• [Your task]
Pick out and copy every line of the material that contains the string "group", treating uppercase and lowercase letters as different.

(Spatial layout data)
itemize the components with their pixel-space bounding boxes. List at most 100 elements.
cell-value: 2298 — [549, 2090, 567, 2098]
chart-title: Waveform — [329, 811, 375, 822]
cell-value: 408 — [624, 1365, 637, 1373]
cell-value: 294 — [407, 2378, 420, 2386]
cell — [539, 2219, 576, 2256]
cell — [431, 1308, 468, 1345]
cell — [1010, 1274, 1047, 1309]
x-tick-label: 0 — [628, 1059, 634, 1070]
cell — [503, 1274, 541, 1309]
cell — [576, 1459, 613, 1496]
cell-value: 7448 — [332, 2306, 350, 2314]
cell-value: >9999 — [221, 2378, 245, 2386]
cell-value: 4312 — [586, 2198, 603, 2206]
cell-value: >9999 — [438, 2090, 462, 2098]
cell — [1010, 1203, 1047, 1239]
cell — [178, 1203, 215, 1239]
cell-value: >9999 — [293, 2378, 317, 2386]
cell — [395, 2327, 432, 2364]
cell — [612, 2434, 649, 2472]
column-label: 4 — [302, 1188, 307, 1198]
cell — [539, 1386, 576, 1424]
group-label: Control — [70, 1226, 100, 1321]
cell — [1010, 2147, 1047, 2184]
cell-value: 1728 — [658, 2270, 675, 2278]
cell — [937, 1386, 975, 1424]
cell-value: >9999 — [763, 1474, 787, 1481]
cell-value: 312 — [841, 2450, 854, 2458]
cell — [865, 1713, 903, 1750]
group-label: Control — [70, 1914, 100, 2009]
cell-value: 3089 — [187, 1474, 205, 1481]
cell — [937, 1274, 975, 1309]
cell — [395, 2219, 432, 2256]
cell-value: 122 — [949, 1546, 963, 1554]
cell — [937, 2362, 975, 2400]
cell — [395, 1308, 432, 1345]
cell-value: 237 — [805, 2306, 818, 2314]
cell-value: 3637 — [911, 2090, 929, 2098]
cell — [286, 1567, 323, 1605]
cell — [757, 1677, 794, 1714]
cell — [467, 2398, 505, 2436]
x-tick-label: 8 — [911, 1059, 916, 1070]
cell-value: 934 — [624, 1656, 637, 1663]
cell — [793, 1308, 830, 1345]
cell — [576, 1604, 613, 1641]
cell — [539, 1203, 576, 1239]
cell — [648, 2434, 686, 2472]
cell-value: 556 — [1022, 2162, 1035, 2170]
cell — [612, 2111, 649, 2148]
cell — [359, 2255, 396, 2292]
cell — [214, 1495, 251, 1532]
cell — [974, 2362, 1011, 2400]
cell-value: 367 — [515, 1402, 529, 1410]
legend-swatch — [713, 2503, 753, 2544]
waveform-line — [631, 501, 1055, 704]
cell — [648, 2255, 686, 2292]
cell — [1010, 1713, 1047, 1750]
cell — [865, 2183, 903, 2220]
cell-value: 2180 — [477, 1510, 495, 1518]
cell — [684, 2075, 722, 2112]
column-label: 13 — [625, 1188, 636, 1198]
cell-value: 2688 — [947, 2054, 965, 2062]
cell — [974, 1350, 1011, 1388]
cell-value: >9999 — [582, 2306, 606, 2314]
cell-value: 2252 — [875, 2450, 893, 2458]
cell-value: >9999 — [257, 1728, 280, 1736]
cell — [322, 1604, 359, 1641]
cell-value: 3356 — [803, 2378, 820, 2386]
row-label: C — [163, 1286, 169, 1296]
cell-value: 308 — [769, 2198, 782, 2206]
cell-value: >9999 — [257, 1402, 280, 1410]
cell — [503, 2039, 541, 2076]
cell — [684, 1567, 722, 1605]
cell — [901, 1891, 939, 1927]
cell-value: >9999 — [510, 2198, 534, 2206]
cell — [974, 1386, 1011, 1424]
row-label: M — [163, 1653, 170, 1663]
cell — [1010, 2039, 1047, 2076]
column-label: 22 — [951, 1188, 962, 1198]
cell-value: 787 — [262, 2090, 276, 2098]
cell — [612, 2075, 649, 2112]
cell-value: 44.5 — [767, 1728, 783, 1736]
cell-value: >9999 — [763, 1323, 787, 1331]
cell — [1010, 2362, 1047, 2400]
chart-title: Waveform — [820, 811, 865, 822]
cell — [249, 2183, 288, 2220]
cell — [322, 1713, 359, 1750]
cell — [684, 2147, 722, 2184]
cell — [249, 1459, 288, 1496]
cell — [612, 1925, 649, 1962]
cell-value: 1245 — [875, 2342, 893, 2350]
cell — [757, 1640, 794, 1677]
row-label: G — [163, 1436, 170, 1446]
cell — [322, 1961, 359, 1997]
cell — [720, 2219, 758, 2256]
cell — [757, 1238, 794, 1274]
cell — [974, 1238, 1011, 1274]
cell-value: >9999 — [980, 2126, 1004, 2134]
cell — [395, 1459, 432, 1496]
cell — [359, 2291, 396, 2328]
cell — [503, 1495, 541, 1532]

• [Response below]
group-label: Control — [70, 1226, 100, 1321]
group-label: Control — [70, 1914, 100, 2009]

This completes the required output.